Errando solitario
a cura di Alice Gavazzi e Francesca Santi
special guest @egyzia
L’oggetto del desiderio venuto a mancare, il degrado e la delusione.
È un disperato Catullo, quello che ci parla. Che cosa ci racconta? La sua Lesbia, amata tanto e tanto a lungo, sta vagando per i sobborghi di Roma. Da sola? Certamente no: i nipoti del magnanimo Remo sono nelle sue grinfie. Amanti occasionali, come in precedenza è stato lo stesso Catullo, clienti di una fedifraga donna che non esiterà a gettarli dopo l’uso.
Il poeta ci rende partecipi di una confessione disperata di fronte all’impossibilità di essere ricambiato in pari misura e intensità per un amore sentito, con angosciosa lucidità, come totalizzante.

Voci di dati
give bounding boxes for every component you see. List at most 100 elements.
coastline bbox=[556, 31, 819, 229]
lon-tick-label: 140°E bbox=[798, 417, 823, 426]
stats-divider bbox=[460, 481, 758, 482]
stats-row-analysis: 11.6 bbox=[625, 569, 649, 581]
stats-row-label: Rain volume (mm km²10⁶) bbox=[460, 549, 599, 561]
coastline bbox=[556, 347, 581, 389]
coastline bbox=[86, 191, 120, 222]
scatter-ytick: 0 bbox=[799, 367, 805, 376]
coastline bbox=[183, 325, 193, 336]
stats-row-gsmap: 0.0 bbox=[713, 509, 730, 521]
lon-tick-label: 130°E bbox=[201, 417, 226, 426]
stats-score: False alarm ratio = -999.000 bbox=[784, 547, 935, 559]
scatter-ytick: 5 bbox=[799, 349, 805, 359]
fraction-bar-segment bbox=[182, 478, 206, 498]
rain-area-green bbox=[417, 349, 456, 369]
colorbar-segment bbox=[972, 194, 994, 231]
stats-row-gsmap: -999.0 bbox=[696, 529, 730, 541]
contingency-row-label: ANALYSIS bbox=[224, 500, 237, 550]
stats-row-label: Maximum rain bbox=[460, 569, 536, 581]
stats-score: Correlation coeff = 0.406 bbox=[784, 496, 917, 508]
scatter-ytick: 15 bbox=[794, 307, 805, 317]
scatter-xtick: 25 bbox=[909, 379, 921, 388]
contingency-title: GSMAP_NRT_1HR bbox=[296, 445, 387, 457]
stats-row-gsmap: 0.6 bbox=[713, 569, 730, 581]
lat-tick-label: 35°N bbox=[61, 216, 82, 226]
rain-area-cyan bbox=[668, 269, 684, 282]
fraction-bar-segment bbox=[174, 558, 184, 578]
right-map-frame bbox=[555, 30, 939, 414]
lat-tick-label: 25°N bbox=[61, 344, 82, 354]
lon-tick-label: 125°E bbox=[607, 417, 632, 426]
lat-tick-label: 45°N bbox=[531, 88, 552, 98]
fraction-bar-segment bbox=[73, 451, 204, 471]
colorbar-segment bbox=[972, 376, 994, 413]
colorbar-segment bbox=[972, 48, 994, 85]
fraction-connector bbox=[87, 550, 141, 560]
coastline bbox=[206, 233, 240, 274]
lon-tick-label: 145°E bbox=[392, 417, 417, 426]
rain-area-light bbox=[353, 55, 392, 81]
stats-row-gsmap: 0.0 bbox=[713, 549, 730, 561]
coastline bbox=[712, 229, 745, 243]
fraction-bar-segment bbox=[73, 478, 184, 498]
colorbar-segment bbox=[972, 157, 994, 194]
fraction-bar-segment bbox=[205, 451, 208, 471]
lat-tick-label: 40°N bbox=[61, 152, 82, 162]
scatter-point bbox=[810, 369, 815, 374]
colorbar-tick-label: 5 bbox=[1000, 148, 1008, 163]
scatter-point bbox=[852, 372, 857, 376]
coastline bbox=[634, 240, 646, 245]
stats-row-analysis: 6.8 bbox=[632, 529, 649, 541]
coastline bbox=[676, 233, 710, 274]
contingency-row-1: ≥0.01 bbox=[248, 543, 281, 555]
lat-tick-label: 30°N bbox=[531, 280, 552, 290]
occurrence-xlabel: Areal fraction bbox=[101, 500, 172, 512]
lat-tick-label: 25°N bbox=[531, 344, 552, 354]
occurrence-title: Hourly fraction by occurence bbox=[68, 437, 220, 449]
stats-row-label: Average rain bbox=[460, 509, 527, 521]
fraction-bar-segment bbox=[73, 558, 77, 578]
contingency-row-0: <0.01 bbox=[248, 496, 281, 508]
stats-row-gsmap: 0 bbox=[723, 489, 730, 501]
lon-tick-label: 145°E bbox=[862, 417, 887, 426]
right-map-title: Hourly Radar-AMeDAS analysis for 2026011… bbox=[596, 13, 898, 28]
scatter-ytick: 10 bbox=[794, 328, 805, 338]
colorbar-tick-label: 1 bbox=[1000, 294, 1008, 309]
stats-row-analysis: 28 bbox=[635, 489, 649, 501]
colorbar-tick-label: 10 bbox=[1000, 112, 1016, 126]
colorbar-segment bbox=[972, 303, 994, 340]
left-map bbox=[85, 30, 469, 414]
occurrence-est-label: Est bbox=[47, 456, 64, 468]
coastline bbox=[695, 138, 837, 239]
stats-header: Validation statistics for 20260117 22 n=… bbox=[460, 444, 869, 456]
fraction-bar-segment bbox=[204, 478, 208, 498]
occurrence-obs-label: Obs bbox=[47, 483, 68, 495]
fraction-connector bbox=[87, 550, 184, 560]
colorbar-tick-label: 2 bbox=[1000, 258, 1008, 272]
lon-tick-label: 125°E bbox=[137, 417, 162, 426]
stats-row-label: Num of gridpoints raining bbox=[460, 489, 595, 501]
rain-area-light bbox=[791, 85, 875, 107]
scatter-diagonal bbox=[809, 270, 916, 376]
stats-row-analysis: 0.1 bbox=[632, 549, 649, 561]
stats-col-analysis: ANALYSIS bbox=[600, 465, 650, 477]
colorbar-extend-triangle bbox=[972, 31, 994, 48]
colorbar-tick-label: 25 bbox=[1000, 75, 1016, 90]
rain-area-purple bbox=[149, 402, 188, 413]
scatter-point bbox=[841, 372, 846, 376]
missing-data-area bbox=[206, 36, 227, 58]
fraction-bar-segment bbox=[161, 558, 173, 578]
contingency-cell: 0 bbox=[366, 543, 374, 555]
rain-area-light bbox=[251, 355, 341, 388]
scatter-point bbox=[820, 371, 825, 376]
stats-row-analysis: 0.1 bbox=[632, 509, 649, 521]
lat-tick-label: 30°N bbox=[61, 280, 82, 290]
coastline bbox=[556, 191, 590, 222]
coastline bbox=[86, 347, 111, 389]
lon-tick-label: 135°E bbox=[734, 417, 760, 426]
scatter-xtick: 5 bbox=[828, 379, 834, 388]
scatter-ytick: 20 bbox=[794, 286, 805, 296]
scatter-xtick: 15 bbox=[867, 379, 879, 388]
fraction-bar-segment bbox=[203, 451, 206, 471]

-- Compiti --
1. Rispondi a queste domande sul brano su Catullo e Lesbia:
(a) Chi ha curato il brano?
(b) Per quali luoghi sta vagando Lesbia?
(c) Come viene sentito dal poeta il suo amore?
2. Prosegui il brano su Catullo e Lesbia a partire dall'ultima frase.

-- Risposte --
1.
(a) Alice Gavazzi e Francesca Santi.
(b) Per i sobborghi di Roma.
(c) Con angosciosa lucidità, come totalizzante.

2.
Il commovente flashback iniziale, la dichiarazione ad un ammutolito Celio, di un sentimento che era giunto ad escludere tutti gli altri, è posto brutalmente a confronto con il degrado del presente che, in un abisso senza fondo di depravazione morale, capovolge drammaticamente il rapporto tra i due.
Lesbia, la bella senz’anima, l’unica per Catullo, è ora di tutti e a loro si concede senza ritegno, nello squallore umiliante di luoghi malfamati, da sempre simbolo di corruzione e perversione. Rapidità di fuggevoli incontri e casualità di approcci con partner occasionali illuminano sinistramente la sfrenatezza sessuale e la totale mancanza di ritegno della “puella”, che resta ancora, comunque, colei che “Catullo amò più di sé stesso e tutti i suoi.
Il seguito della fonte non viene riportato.